[Data items]
··········
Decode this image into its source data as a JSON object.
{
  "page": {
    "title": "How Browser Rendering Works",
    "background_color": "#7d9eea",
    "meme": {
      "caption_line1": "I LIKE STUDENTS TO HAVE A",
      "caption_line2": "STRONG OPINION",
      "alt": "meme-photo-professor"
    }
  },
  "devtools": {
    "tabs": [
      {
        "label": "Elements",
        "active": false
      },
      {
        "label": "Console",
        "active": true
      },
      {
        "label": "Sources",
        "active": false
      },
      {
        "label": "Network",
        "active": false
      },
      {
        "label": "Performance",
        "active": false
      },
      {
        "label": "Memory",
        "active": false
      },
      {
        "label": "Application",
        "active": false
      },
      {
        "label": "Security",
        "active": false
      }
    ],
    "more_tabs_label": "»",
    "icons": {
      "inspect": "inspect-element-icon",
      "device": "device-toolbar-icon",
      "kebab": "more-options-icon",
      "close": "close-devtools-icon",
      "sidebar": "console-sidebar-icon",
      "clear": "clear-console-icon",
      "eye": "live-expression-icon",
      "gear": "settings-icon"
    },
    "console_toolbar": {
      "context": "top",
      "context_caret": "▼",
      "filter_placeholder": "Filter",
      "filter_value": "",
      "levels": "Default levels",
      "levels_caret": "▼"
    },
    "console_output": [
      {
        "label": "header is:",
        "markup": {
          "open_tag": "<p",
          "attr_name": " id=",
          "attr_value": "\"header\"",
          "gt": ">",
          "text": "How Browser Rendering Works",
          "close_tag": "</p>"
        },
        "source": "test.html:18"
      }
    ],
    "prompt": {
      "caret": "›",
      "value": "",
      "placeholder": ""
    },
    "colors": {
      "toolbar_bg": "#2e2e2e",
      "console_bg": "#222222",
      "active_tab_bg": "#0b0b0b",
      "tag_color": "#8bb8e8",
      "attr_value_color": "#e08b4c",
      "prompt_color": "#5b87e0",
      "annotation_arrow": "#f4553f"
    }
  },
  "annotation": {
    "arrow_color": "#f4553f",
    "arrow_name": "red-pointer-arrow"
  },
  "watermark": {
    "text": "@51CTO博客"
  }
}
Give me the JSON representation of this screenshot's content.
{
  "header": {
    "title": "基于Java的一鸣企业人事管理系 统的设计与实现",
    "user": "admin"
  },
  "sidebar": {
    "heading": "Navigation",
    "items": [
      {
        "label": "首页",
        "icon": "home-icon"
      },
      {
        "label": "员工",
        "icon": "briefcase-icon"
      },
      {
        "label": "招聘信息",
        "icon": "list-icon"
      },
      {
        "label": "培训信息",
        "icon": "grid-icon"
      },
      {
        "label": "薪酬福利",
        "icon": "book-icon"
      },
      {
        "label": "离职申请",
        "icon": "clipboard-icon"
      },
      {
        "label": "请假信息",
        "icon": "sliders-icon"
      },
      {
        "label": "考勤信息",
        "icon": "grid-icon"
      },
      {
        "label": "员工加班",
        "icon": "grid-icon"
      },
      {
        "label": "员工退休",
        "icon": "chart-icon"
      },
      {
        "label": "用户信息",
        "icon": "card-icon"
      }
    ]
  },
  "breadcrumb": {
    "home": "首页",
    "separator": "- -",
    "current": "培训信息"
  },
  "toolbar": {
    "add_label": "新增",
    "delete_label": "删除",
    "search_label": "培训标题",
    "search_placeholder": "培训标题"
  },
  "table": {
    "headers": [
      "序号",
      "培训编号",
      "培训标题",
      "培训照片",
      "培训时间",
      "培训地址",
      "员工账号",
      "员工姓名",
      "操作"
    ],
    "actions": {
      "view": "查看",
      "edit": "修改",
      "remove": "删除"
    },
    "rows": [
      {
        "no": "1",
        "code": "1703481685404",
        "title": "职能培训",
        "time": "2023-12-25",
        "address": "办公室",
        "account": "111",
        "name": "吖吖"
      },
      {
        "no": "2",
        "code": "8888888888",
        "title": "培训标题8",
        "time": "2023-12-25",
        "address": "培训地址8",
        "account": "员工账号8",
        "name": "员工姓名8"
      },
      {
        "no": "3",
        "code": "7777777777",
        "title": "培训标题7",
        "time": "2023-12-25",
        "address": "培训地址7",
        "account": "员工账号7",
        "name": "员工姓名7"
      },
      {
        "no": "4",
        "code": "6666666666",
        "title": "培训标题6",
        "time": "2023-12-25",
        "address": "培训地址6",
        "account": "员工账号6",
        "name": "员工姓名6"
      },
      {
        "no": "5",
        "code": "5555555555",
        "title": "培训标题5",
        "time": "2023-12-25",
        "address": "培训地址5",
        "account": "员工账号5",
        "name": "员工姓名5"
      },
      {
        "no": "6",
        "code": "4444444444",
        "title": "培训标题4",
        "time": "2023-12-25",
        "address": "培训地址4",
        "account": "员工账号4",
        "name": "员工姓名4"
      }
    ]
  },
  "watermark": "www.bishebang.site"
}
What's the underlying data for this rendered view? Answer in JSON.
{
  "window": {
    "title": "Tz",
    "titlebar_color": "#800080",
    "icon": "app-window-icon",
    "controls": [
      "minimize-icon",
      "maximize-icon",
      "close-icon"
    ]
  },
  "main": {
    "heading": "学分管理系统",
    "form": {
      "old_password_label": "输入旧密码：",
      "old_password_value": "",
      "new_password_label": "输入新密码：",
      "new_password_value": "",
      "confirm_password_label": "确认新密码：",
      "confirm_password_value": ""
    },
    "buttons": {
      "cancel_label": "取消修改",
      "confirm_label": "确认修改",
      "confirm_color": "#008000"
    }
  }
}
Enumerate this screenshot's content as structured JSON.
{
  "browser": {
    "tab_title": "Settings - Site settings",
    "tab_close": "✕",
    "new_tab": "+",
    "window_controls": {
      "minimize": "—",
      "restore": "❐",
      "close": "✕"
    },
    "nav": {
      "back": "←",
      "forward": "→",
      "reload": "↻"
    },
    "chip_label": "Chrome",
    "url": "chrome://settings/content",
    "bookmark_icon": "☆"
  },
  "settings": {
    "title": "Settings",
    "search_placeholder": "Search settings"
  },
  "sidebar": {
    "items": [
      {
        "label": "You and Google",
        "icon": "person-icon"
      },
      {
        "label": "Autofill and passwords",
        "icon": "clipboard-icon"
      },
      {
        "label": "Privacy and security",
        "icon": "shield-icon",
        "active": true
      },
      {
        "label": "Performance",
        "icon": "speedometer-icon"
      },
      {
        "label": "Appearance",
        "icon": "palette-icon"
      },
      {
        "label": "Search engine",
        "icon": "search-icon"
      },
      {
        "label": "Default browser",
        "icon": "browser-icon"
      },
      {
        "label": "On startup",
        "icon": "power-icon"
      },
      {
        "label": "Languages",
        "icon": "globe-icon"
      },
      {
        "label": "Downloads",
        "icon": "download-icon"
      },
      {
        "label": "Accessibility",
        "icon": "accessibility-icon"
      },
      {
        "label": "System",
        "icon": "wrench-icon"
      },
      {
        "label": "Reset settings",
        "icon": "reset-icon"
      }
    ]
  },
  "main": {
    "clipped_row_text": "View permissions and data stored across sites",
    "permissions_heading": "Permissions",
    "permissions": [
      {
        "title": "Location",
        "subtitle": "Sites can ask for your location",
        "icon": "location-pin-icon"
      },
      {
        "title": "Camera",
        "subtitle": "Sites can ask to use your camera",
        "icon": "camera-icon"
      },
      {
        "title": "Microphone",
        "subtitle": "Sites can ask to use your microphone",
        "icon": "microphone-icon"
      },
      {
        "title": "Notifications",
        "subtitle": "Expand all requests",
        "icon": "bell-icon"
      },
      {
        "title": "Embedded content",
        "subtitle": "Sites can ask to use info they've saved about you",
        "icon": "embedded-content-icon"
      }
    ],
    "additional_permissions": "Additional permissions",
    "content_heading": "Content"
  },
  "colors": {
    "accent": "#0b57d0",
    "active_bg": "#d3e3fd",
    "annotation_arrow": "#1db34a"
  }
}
··········
[SHORT EXERCISE]: Report the number of lines above that contain the word "Default", and only that number.

[ANSWER FOR THIS EXERCISE]: 2